[Stored records]
* * * * * * *

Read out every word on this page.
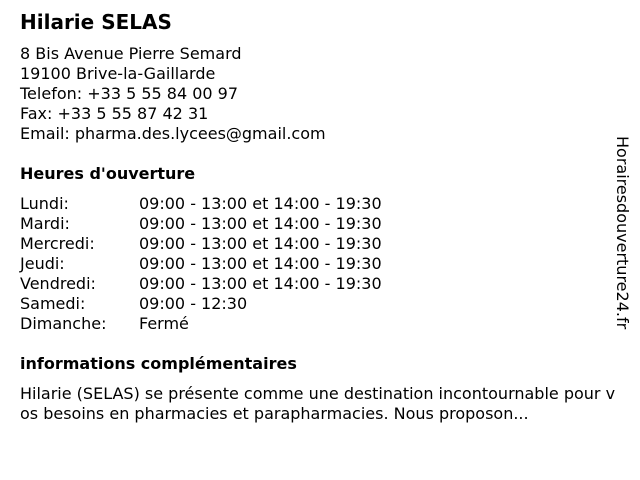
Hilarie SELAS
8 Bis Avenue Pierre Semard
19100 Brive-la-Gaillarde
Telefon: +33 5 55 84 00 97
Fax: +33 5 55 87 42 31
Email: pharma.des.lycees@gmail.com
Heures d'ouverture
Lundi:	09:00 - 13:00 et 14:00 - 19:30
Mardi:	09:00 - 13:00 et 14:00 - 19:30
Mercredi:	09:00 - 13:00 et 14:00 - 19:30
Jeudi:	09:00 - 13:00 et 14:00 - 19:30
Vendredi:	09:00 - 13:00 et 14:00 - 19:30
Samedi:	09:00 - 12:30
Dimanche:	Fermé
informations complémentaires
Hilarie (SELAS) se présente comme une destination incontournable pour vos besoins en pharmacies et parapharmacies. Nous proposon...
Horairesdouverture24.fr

* * * * * * *

Brief
Quote the records above in full, dropping each picture.

Answer to the task
Read out every word on this page.
Hilarie SELAS
8 Bis Avenue Pierre Semard
19100 Brive-la-Gaillarde
Telefon: +33 5 55 84 00 97
Fax: +33 5 55 87 42 31
Email: pharma.des.lycees@gmail.com
Heures d'ouverture
Lundi:	09:00 - 13:00 et 14:00 - 19:30
Mardi:	09:00 - 13:00 et 14:00 - 19:30
Mercredi:	09:00 - 13:00 et 14:00 - 19:30
Jeudi:	09:00 - 13:00 et 14:00 - 19:30
Vendredi:	09:00 - 13:00 et 14:00 - 19:30
Samedi:	09:00 - 12:30
Dimanche:	Fermé
informations complémentaires
Hilarie (SELAS) se présente comme une destination incontournable pour vos besoins en pharmacies et parapharmacies. Nous proposon...
Horairesdouverture24.fr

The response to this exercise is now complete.